* **Task to complete**:
Report how many lines hold the word "base"; give nothing but the number.

* **Source data**:

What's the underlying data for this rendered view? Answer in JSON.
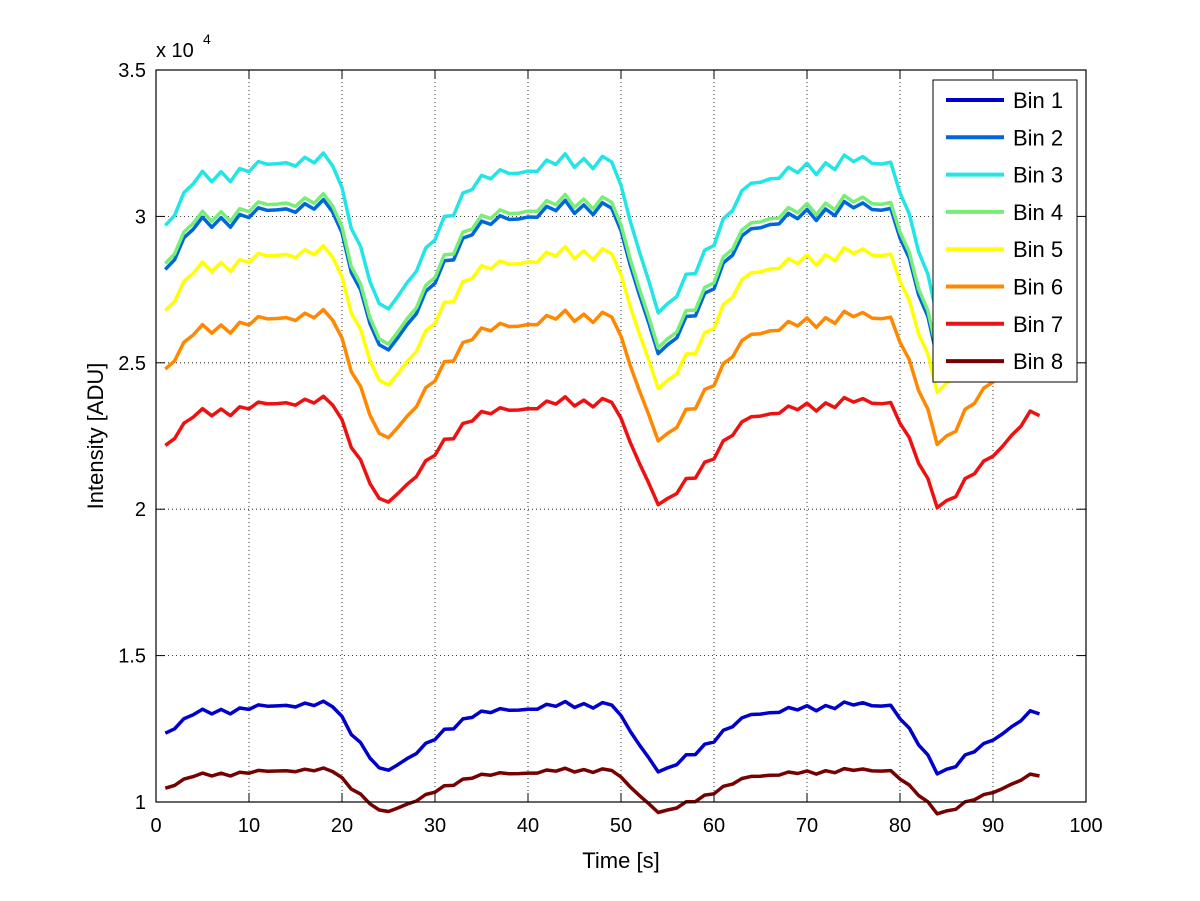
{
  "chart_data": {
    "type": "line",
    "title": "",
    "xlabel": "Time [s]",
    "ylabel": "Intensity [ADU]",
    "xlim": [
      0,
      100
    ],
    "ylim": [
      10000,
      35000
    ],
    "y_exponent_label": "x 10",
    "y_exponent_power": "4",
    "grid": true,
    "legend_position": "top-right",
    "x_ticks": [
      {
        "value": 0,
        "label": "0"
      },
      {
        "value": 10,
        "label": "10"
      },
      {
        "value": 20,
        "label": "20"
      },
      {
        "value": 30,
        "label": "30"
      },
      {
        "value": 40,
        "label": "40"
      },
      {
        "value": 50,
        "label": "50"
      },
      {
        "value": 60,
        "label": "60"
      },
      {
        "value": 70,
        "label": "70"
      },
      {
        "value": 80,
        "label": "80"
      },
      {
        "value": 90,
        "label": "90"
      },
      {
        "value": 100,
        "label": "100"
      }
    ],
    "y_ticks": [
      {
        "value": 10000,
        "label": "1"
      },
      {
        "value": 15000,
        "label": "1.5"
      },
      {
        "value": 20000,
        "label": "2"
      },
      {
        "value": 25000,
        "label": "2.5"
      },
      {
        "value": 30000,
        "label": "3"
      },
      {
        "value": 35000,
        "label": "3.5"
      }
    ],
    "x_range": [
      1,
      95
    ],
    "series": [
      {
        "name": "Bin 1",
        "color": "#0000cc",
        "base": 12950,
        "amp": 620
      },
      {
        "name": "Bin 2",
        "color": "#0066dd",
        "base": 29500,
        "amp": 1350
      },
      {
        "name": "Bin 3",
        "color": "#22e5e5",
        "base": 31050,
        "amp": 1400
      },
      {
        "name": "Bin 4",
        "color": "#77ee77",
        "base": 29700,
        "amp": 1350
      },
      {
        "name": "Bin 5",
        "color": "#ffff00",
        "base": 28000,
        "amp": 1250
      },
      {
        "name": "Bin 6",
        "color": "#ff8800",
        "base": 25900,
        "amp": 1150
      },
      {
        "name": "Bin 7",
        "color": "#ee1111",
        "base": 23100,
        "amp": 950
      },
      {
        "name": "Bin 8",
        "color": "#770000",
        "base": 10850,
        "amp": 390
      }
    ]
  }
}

* **Finished task**:
8